-- Start of INPUT DATA --

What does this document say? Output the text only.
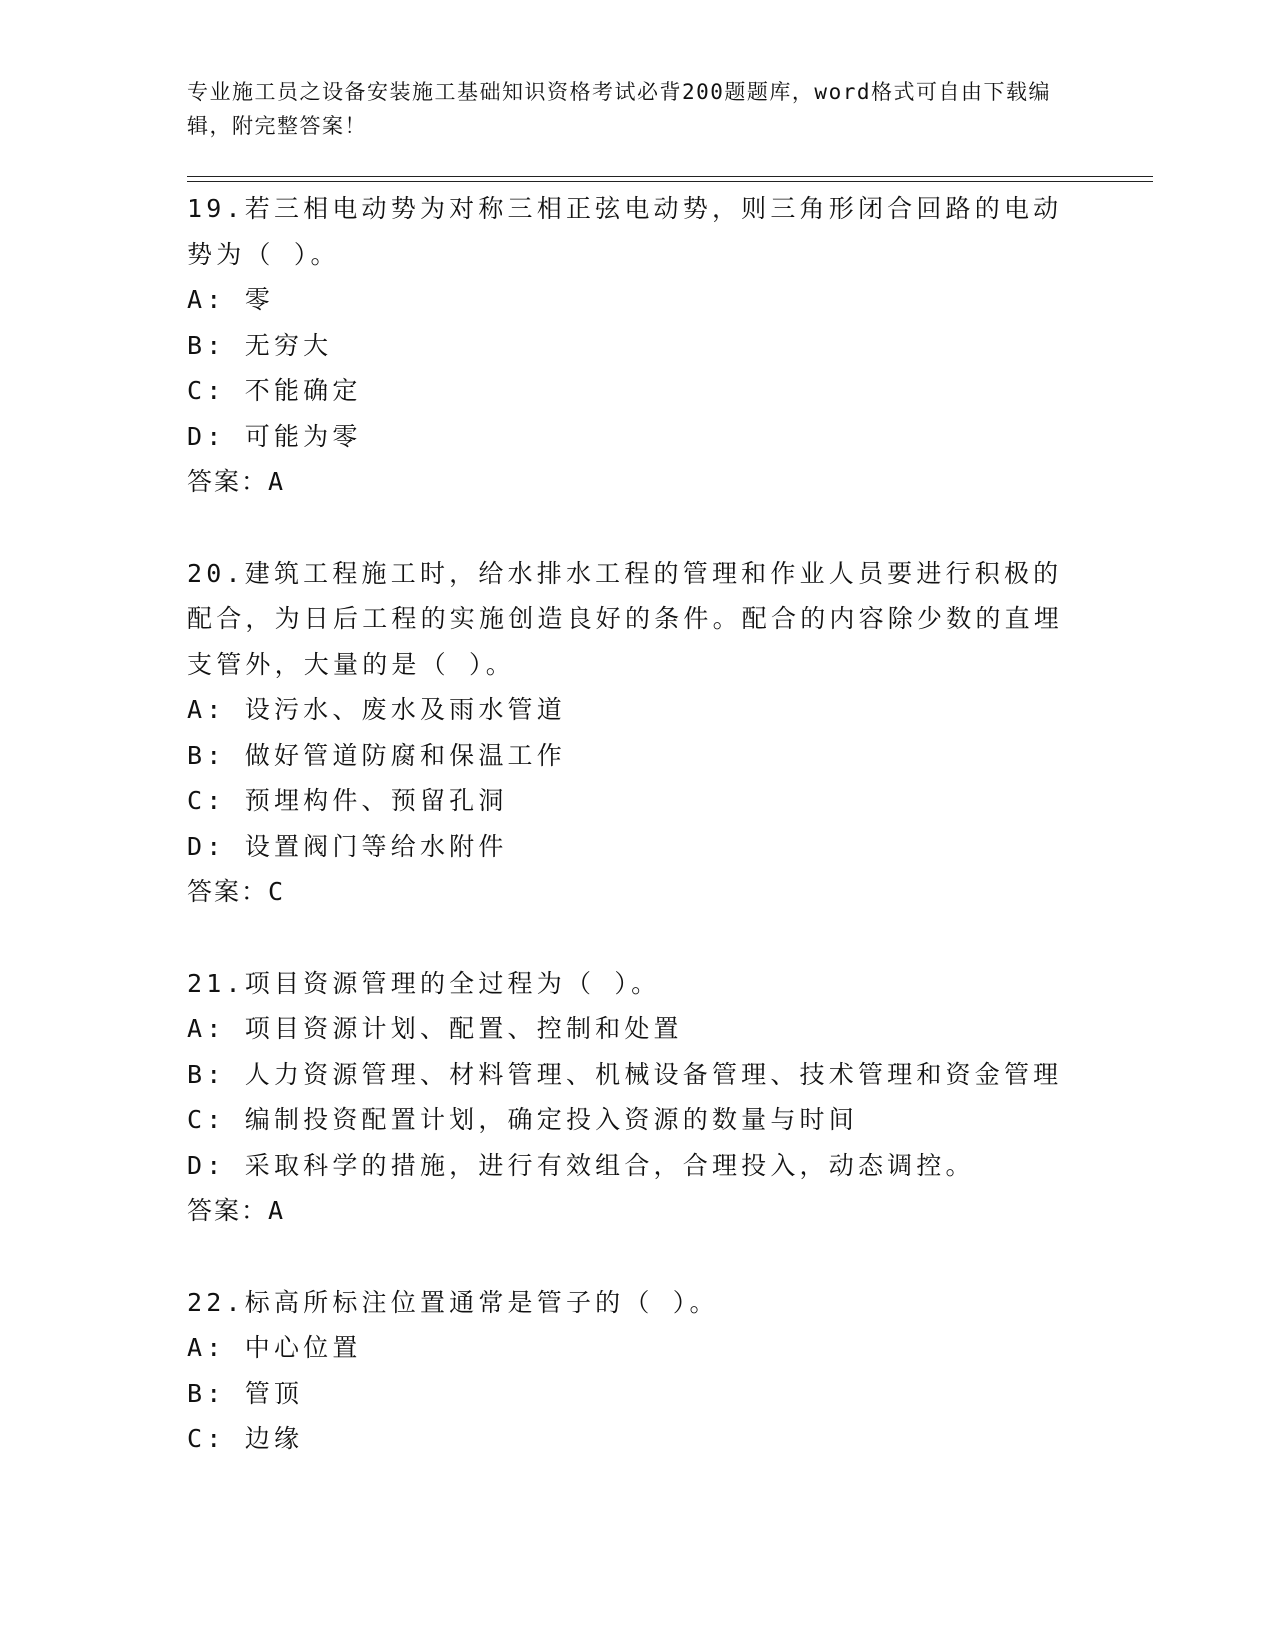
专业施工员之设备安装施工基础知识资格考试必背200题题库，word格式可自由下载编辑，附完整答案！
19.若三相电动势为对称三相正弦电动势，则三角形闭合回路的电动势为（ ）。
A: 零
B: 无穷大
C: 不能确定
D: 可能为零
答案：A
20.建筑工程施工时，给水排水工程的管理和作业人员要进行积极的配合，为日后工程的实施创造良好的条件。配合的内容除少数的直埋支管外，大量的是（ ）。
A: 设污水、废水及雨水管道
B: 做好管道防腐和保温工作
C: 预埋构件、预留孔洞
D: 设置阀门等给水附件
答案：C
21.项目资源管理的全过程为（ ）。
A: 项目资源计划、配置、控制和处置
B: 人力资源管理、材料管理、机械设备管理、技术管理和资金管理
C: 编制投资配置计划，确定投入资源的数量与时间
D: 采取科学的措施，进行有效组合，合理投入，动态调控。
答案：A
22.标高所标注位置通常是管子的（ ）。
A: 中心位置
B: 管顶
C: 边缘
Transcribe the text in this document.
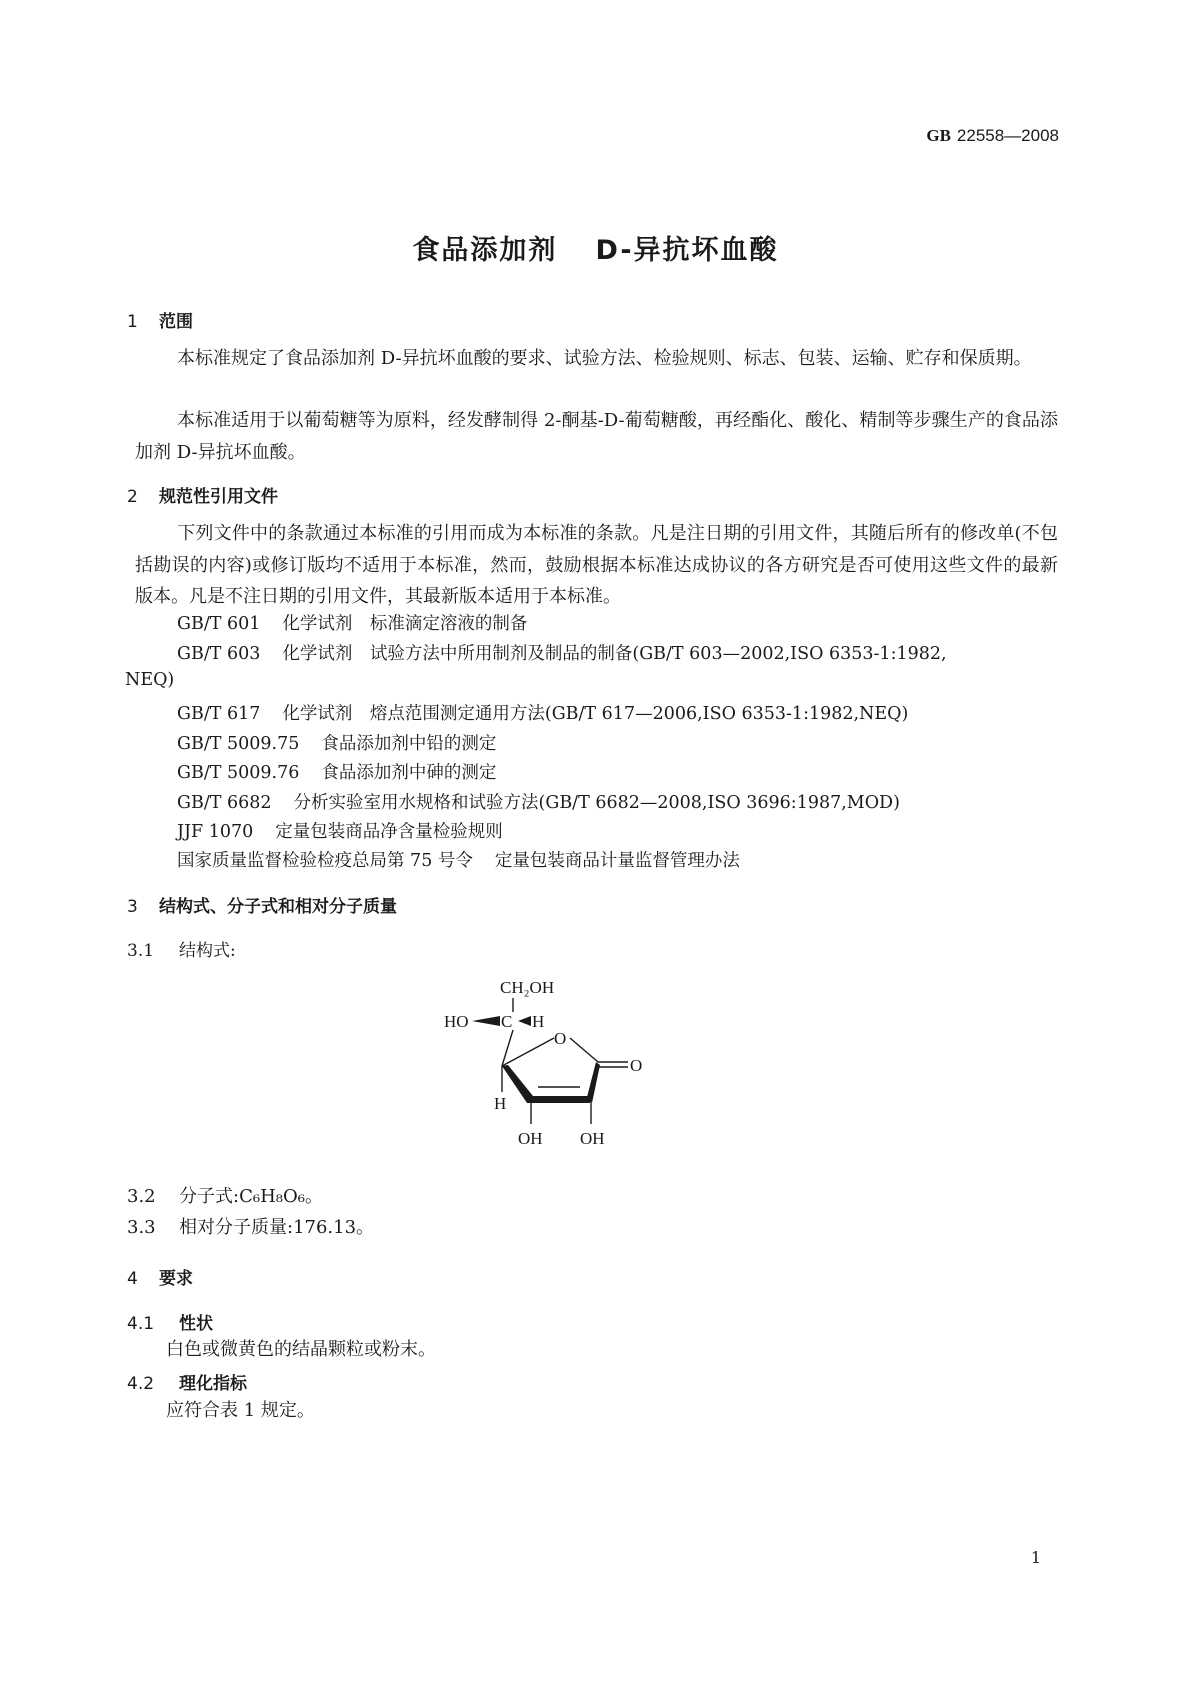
GB 22558—2008
食品添加剂 D-异抗坏血酸
1 范围
本标准规定了食品添加剂 D-异抗坏血酸的要求、试验方法、检验规则、标志、包装、运输、贮存和保质期。
本标准适用于以葡萄糖等为原料，经发酵制得 2-酮基-D-葡萄糖酸，再经酯化、酸化、精制等步骤生产的食品添加剂 D-异抗坏血酸。
2 规范性引用文件
下列文件中的条款通过本标准的引用而成为本标准的条款。凡是注日期的引用文件，其随后所有的修改单(不包括勘误的内容)或修订版均不适用于本标准，然而，鼓励根据本标准达成协议的各方研究是否可使用这些文件的最新版本。凡是不注日期的引用文件，其最新版本适用于本标准。
GB/T 601 化学试剂　标准滴定溶液的制备
GB/T 603 化学试剂　试验方法中所用制剂及制品的制备(GB/T 603—2002,ISO 6353-1:1982,
NEQ)
GB/T 617 化学试剂　熔点范围测定通用方法(GB/T 617—2006,ISO 6353-1:1982,NEQ)
GB/T 5009.75 食品添加剂中铅的测定
GB/T 5009.76 食品添加剂中砷的测定
GB/T 6682 分析实验室用水规格和试验方法(GB/T 6682—2008,ISO 3696:1987,MOD)
JJF 1070 定量包装商品净含量检验规则
国家质量监督检验检疫总局第 75 号令 定量包装商品计量监督管理办法
3 结构式、分子式和相对分子质量
3.1 结构式:
CH₂OH
HO C H
O
O
H
OH OH
3.2 分子式:C₆H₈O₆。
3.3 相对分子质量:176.13。
4 要求
4.1 性状
白色或微黄色的结晶颗粒或粉末。
4.2 理化指标
应符合表 1 规定。
1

-- End of INPUT DATA --

> **EXERCISE TASK**
Working from the lines above, reproduce the material exactly and exclude its pictures.

> **EXERCISE SOLUTION**
What does this document say? Output the text only.
专业施工员之设备安装施工基础知识资格考试必背200题题库，word格式可自由下载编辑，附完整答案！
19.若三相电动势为对称三相正弦电动势，则三角形闭合回路的电动势为（ ）。
A: 零
B: 无穷大
C: 不能确定
D: 可能为零
答案：A
20.建筑工程施工时，给水排水工程的管理和作业人员要进行积极的配合，为日后工程的实施创造良好的条件。配合的内容除少数的直埋支管外，大量的是（ ）。
A: 设污水、废水及雨水管道
B: 做好管道防腐和保温工作
C: 预埋构件、预留孔洞
D: 设置阀门等给水附件
答案：C
21.项目资源管理的全过程为（ ）。
A: 项目资源计划、配置、控制和处置
B: 人力资源管理、材料管理、机械设备管理、技术管理和资金管理
C: 编制投资配置计划，确定投入资源的数量与时间
D: 采取科学的措施，进行有效组合，合理投入，动态调控。
答案：A
22.标高所标注位置通常是管子的（ ）。
A: 中心位置
B: 管顶
C: 边缘
Transcribe the text in this document.
GB 22558—2008
食品添加剂 D-异抗坏血酸
1 范围
本标准规定了食品添加剂 D-异抗坏血酸的要求、试验方法、检验规则、标志、包装、运输、贮存和保质期。
本标准适用于以葡萄糖等为原料，经发酵制得 2-酮基-D-葡萄糖酸，再经酯化、酸化、精制等步骤生产的食品添加剂 D-异抗坏血酸。
2 规范性引用文件
下列文件中的条款通过本标准的引用而成为本标准的条款。凡是注日期的引用文件，其随后所有的修改单(不包括勘误的内容)或修订版均不适用于本标准，然而，鼓励根据本标准达成协议的各方研究是否可使用这些文件的最新版本。凡是不注日期的引用文件，其最新版本适用于本标准。
GB/T 601 化学试剂　标准滴定溶液的制备
GB/T 603 化学试剂　试验方法中所用制剂及制品的制备(GB/T 603—2002,ISO 6353-1:1982,
NEQ)
GB/T 617 化学试剂　熔点范围测定通用方法(GB/T 617—2006,ISO 6353-1:1982,NEQ)
GB/T 5009.75 食品添加剂中铅的测定
GB/T 5009.76 食品添加剂中砷的测定
GB/T 6682 分析实验室用水规格和试验方法(GB/T 6682—2008,ISO 3696:1987,MOD)
JJF 1070 定量包装商品净含量检验规则
国家质量监督检验检疫总局第 75 号令 定量包装商品计量监督管理办法
3 结构式、分子式和相对分子质量
3.1 结构式:
CH₂OH
HO C H
O
O
H
OH OH
3.2 分子式:C₆H₈O₆。
3.3 相对分子质量:176.13。
4 要求
4.1 性状
白色或微黄色的结晶颗粒或粉末。
4.2 理化指标
应符合表 1 规定。
1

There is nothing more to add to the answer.